» Stored data entries:
■ ■ ■ ■
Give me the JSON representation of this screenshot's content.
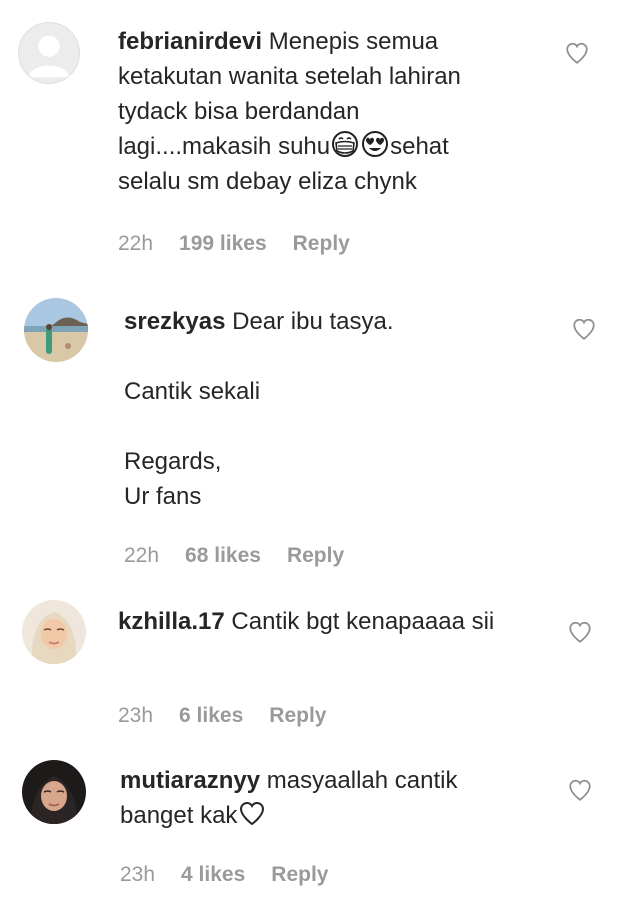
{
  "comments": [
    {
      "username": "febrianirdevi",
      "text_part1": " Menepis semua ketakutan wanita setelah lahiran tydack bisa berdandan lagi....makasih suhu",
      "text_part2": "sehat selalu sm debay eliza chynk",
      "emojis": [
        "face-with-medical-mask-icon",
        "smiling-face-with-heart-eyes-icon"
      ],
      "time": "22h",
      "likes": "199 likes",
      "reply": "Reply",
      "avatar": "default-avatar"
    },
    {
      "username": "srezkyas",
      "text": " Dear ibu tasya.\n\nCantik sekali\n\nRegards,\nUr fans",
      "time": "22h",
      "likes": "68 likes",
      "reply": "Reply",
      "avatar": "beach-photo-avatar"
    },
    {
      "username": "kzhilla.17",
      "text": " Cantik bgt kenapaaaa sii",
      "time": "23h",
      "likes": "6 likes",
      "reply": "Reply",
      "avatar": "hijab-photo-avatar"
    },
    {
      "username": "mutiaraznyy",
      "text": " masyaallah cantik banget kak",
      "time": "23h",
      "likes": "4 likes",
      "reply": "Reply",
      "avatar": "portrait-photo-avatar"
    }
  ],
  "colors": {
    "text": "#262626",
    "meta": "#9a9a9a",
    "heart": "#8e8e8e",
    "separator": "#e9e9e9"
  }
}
■ ■ ■ ■
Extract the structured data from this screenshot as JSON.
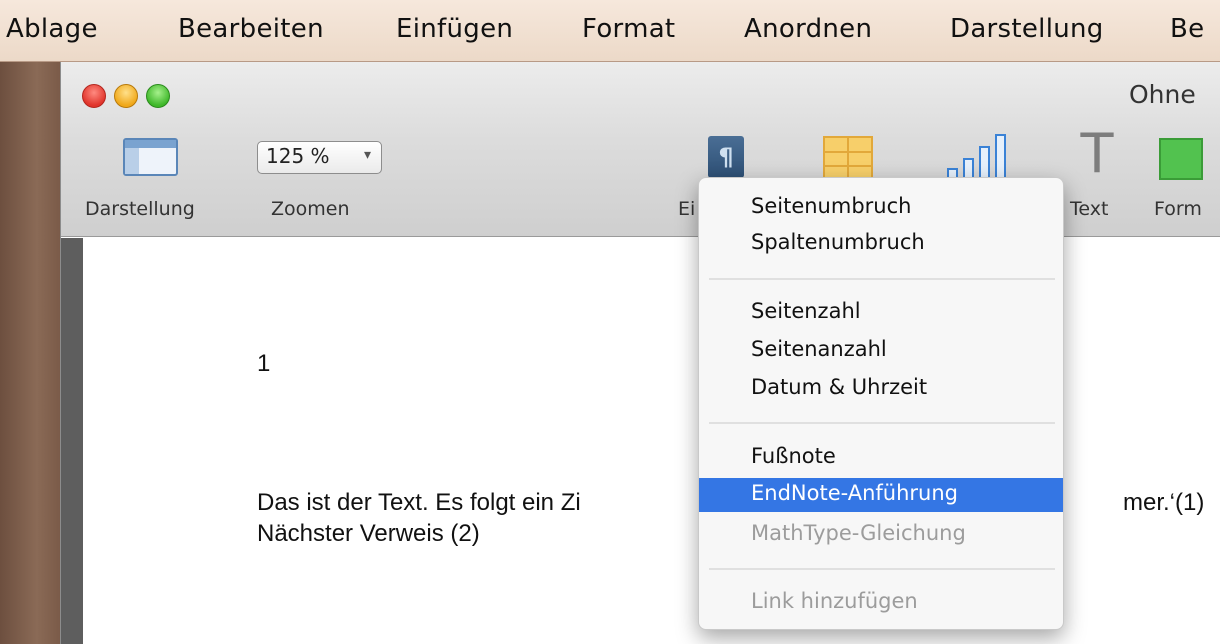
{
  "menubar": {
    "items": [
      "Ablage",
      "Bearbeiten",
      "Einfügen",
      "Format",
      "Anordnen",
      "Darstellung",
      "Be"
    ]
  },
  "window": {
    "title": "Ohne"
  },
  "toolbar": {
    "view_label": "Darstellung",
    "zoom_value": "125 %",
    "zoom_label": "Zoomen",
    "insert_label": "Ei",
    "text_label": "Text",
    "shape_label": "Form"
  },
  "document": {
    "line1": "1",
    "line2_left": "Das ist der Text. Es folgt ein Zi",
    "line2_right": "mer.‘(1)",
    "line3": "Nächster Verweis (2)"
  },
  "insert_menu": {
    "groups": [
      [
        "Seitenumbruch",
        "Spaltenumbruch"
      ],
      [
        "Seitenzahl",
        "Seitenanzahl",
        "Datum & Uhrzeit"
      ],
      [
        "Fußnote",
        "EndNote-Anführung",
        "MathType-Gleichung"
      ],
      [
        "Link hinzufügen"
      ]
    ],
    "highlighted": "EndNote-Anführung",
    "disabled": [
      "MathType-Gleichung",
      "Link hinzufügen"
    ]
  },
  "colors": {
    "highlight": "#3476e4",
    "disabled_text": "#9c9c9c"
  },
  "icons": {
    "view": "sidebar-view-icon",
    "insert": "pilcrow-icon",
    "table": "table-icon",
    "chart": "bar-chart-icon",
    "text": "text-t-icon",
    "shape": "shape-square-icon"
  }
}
■ ■ ■ ■
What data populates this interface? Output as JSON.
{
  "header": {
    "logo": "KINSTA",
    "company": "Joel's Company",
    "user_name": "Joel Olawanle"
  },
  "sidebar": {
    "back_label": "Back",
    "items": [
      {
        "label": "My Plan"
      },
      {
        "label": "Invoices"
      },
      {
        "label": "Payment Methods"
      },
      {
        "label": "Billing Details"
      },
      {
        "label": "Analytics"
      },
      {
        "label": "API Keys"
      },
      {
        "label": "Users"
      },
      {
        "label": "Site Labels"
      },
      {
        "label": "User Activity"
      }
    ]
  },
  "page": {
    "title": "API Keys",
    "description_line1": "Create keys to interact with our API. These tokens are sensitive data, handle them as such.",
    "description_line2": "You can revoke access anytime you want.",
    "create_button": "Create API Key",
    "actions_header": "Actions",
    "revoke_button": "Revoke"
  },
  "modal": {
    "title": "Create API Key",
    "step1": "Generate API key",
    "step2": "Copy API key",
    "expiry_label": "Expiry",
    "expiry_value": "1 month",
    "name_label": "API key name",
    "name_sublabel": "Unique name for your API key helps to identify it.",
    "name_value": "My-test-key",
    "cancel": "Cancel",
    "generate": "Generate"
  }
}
■ ■ ■ ■
» Exercise prompt: Using the listing above, gather each line that holds the string "with" and copy it.

» Exercise response:
        "face-with-medical-mask-icon",
        "smiling-face-with-heart-eyes-icon"
    "description_line1": "Create keys to interact with our API. These tokens are sensitive data, handle them as such.",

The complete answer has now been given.